Dataset rows:
┏━━

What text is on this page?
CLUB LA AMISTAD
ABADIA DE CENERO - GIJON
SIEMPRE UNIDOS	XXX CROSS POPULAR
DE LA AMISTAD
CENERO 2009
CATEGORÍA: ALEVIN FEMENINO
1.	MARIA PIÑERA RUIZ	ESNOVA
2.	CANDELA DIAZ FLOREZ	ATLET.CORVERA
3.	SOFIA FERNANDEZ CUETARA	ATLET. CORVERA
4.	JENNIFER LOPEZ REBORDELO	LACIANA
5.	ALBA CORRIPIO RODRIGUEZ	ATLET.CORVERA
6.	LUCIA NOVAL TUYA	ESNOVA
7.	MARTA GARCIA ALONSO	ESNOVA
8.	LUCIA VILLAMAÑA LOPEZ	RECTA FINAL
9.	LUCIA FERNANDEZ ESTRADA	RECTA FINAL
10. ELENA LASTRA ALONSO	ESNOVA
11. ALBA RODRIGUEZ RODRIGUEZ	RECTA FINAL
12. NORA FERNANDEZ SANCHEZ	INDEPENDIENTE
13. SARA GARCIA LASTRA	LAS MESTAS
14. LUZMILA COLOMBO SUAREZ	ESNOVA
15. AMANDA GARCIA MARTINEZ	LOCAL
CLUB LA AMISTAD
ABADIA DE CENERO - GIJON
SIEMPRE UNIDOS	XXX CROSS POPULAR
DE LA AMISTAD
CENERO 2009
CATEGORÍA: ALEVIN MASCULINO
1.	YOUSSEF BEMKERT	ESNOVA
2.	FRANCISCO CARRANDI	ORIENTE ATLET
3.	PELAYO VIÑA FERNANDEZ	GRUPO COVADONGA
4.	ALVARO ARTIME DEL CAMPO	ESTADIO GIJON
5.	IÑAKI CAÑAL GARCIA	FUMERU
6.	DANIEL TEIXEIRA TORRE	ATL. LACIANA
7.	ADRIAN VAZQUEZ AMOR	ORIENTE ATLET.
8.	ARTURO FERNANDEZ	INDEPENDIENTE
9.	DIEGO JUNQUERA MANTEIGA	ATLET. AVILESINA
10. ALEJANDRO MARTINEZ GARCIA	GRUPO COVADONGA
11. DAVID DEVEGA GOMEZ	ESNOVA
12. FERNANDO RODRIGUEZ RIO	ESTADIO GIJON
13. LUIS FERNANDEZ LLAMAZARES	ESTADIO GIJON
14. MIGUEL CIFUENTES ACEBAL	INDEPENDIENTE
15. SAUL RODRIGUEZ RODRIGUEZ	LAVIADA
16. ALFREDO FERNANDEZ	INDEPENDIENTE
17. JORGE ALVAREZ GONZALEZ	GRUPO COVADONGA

┗━━

Directions for this task:
Copy every record exactly as presented.

Written solution:
What text is on this page?
CLUB LA AMISTAD
ABADIA DE CENERO - GIJON
SIEMPRE UNIDOS	XXX CROSS POPULAR
DE LA AMISTAD
CENERO 2009
CATEGORÍA: ALEVIN FEMENINO
1.	MARIA PIÑERA RUIZ	ESNOVA
2.	CANDELA DIAZ FLOREZ	ATLET.CORVERA
3.	SOFIA FERNANDEZ CUETARA	ATLET. CORVERA
4.	JENNIFER LOPEZ REBORDELO	LACIANA
5.	ALBA CORRIPIO RODRIGUEZ	ATLET.CORVERA
6.	LUCIA NOVAL TUYA	ESNOVA
7.	MARTA GARCIA ALONSO	ESNOVA
8.	LUCIA VILLAMAÑA LOPEZ	RECTA FINAL
9.	LUCIA FERNANDEZ ESTRADA	RECTA FINAL
10. ELENA LASTRA ALONSO	ESNOVA
11. ALBA RODRIGUEZ RODRIGUEZ	RECTA FINAL
12. NORA FERNANDEZ SANCHEZ	INDEPENDIENTE
13. SARA GARCIA LASTRA	LAS MESTAS
14. LUZMILA COLOMBO SUAREZ	ESNOVA
15. AMANDA GARCIA MARTINEZ	LOCAL
CLUB LA AMISTAD
ABADIA DE CENERO - GIJON
SIEMPRE UNIDOS	XXX CROSS POPULAR
DE LA AMISTAD
CENERO 2009
CATEGORÍA: ALEVIN MASCULINO
1.	YOUSSEF BEMKERT	ESNOVA
2.	FRANCISCO CARRANDI	ORIENTE ATLET
3.	PELAYO VIÑA FERNANDEZ	GRUPO COVADONGA
4.	ALVARO ARTIME DEL CAMPO	ESTADIO GIJON
5.	IÑAKI CAÑAL GARCIA	FUMERU
6.	DANIEL TEIXEIRA TORRE	ATL. LACIANA
7.	ADRIAN VAZQUEZ AMOR	ORIENTE ATLET.
8.	ARTURO FERNANDEZ	INDEPENDIENTE
9.	DIEGO JUNQUERA MANTEIGA	ATLET. AVILESINA
10. ALEJANDRO MARTINEZ GARCIA	GRUPO COVADONGA
11. DAVID DEVEGA GOMEZ	ESNOVA
12. FERNANDO RODRIGUEZ RIO	ESTADIO GIJON
13. LUIS FERNANDEZ LLAMAZARES	ESTADIO GIJON
14. MIGUEL CIFUENTES ACEBAL	INDEPENDIENTE
15. SAUL RODRIGUEZ RODRIGUEZ	LAVIADA
16. ALFREDO FERNANDEZ	INDEPENDIENTE
17. JORGE ALVAREZ GONZALEZ	GRUPO COVADONGA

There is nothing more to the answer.